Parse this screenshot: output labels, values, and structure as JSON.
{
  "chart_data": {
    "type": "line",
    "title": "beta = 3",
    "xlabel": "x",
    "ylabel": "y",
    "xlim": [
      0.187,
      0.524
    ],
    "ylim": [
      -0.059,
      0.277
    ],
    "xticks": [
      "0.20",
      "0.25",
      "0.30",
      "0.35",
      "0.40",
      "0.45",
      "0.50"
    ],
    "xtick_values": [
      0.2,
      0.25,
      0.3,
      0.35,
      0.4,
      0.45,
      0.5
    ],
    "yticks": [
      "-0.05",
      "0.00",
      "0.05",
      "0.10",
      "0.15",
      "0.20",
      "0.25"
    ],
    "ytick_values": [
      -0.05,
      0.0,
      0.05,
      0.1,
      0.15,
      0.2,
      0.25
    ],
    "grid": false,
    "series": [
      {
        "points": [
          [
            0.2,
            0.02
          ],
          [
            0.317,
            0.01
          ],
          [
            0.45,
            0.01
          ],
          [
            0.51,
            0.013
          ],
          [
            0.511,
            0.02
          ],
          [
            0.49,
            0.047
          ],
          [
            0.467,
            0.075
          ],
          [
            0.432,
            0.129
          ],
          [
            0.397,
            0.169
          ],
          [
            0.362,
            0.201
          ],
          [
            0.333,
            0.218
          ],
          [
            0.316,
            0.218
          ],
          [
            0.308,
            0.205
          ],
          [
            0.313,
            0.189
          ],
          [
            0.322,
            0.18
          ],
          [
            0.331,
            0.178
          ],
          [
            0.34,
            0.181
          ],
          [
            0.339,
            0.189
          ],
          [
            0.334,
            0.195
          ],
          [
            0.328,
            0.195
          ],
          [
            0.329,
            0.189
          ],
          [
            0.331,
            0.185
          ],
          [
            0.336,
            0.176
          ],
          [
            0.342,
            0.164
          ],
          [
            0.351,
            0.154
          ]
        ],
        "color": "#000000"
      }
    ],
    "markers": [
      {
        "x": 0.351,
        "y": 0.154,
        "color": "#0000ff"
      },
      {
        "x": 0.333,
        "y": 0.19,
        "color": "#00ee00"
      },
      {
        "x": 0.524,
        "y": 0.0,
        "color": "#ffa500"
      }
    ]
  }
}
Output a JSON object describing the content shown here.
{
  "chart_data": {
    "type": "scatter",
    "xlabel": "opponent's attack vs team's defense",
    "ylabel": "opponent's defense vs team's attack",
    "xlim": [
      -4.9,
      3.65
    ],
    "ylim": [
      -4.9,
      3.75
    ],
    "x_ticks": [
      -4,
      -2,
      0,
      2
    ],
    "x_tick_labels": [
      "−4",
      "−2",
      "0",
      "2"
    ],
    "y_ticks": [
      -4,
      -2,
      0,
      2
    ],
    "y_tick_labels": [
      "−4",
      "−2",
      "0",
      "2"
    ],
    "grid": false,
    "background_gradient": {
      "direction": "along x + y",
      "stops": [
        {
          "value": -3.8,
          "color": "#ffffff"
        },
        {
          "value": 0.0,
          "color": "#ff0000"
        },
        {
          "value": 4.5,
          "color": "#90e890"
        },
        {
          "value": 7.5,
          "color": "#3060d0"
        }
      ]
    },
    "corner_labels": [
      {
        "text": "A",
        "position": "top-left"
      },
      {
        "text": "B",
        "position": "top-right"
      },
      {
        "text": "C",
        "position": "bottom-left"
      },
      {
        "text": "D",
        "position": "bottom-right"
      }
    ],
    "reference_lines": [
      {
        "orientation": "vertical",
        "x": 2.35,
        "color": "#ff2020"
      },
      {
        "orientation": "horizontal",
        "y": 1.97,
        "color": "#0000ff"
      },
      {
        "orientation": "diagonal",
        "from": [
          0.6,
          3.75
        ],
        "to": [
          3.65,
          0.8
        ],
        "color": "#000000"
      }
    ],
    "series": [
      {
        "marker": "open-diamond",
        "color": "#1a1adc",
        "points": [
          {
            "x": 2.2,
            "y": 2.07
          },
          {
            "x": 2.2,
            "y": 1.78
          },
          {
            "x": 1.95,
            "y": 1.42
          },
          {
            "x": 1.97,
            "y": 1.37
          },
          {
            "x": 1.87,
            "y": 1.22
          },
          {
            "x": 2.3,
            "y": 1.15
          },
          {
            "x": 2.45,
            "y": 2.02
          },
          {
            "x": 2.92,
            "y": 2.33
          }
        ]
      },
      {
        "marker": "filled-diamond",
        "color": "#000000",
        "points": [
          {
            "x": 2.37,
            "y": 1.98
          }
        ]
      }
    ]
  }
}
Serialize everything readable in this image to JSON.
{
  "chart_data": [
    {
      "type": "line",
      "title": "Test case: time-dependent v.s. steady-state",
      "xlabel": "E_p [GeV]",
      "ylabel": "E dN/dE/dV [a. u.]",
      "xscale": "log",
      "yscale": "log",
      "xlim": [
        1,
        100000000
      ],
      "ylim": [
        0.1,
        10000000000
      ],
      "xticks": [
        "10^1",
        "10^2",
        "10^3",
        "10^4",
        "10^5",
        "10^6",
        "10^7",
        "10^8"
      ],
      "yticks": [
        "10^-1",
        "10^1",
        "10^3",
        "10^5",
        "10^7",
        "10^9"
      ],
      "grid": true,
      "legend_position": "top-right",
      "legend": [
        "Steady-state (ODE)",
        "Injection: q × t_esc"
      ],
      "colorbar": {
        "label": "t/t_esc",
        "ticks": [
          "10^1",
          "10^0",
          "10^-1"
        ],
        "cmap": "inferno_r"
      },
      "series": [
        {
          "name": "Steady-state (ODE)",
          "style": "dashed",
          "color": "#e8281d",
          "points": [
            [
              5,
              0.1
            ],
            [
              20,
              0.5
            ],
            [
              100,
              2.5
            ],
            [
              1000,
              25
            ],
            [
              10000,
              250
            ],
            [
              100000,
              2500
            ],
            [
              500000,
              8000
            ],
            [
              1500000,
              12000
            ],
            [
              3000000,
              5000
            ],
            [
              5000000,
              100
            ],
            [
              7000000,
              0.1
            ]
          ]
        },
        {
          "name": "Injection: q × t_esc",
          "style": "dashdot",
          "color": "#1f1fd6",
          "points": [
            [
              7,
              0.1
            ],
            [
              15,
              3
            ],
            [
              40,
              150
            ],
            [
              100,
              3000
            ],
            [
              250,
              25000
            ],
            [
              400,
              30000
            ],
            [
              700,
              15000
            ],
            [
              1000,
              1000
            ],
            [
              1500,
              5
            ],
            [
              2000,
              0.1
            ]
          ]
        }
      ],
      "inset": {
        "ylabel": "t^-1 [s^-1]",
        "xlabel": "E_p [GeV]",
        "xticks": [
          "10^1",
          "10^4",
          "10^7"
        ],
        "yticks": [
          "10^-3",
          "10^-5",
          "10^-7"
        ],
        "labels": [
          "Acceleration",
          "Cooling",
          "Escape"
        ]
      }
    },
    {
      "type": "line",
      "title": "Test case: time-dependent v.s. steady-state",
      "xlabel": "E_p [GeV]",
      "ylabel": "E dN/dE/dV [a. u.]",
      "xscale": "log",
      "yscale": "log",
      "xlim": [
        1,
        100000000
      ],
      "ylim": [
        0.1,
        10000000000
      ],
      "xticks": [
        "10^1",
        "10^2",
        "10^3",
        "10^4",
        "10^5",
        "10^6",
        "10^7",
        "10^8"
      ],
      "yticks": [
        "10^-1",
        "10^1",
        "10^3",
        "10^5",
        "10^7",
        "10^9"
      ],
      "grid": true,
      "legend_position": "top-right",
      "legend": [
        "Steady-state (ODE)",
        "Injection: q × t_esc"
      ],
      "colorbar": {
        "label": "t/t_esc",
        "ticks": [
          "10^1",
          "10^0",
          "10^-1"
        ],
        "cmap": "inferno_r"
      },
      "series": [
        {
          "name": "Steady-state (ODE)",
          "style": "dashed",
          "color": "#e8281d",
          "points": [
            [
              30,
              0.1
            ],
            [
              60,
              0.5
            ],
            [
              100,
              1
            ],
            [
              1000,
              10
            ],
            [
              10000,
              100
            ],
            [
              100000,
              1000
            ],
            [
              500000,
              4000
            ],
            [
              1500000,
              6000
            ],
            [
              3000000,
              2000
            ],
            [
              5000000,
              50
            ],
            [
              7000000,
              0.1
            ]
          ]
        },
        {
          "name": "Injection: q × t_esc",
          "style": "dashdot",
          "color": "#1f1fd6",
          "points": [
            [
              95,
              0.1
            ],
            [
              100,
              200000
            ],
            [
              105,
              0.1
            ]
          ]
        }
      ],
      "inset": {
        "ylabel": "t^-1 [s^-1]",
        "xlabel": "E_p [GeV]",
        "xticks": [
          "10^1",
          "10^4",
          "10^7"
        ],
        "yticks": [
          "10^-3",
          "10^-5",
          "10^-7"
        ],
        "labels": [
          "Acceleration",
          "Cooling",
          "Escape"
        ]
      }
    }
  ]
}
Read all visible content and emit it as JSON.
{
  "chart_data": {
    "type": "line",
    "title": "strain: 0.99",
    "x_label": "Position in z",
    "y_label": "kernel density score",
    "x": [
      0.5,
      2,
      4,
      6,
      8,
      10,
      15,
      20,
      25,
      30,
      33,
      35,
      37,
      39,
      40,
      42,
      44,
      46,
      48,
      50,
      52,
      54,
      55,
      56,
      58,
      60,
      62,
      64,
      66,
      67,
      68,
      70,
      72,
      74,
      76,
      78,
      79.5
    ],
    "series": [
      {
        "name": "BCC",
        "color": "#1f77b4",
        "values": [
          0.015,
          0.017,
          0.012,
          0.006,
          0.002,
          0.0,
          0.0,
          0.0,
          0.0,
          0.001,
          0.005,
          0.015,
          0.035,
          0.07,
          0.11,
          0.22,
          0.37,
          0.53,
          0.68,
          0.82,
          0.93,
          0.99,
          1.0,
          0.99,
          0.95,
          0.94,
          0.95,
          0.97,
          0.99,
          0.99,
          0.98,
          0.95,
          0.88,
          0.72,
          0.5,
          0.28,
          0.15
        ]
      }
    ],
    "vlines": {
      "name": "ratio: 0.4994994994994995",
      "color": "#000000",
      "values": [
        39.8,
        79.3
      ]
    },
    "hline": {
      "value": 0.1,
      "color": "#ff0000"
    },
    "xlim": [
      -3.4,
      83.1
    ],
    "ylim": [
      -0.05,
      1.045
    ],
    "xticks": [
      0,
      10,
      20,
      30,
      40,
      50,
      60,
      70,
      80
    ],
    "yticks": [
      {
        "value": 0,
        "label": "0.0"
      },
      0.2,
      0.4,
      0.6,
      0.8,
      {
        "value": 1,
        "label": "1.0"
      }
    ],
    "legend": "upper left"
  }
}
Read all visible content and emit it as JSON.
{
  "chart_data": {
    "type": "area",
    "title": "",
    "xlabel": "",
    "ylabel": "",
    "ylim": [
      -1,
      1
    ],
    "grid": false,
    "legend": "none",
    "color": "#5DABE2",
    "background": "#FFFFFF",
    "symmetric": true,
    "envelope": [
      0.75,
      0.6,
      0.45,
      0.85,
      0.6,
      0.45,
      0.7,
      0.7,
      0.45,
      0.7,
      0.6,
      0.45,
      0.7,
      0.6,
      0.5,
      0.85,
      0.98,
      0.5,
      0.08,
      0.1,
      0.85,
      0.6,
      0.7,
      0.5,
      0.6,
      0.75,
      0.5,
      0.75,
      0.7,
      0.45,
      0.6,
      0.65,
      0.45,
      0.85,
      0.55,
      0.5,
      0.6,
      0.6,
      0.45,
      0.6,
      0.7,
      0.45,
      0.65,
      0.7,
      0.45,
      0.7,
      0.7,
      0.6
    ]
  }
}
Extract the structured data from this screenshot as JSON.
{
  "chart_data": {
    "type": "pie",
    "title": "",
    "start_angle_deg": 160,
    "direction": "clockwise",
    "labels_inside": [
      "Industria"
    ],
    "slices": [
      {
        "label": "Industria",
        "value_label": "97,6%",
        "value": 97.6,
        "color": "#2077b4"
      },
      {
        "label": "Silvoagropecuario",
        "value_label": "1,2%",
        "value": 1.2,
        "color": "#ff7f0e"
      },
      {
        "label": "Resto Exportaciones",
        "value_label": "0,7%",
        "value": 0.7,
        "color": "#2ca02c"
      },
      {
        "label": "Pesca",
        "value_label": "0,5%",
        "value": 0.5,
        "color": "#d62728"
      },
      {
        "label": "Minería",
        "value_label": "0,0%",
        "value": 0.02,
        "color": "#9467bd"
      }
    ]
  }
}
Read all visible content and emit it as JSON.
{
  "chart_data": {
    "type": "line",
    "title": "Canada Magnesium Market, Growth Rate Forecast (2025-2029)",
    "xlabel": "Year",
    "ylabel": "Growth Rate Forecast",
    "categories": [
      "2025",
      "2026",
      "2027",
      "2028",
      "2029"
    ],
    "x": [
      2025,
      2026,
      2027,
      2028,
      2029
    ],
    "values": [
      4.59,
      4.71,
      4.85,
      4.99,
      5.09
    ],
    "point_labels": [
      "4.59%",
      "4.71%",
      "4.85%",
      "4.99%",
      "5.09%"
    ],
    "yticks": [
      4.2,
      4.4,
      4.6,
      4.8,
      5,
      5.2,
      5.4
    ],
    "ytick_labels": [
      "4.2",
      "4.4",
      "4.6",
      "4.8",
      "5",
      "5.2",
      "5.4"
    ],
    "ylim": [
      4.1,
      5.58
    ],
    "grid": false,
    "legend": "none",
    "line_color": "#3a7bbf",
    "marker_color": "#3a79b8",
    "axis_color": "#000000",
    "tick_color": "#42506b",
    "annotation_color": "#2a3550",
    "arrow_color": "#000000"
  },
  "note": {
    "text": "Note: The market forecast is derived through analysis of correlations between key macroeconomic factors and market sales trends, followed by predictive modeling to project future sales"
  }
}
◇ ◇ ◇ ◇ ◇
## [What the exercise asks]
Identify and copy all lines with the word "right".

## [Result for this task]
        "position": "top-right"
        "position": "bottom-right"
      "legend_position": "top-right",
      "legend_position": "top-right",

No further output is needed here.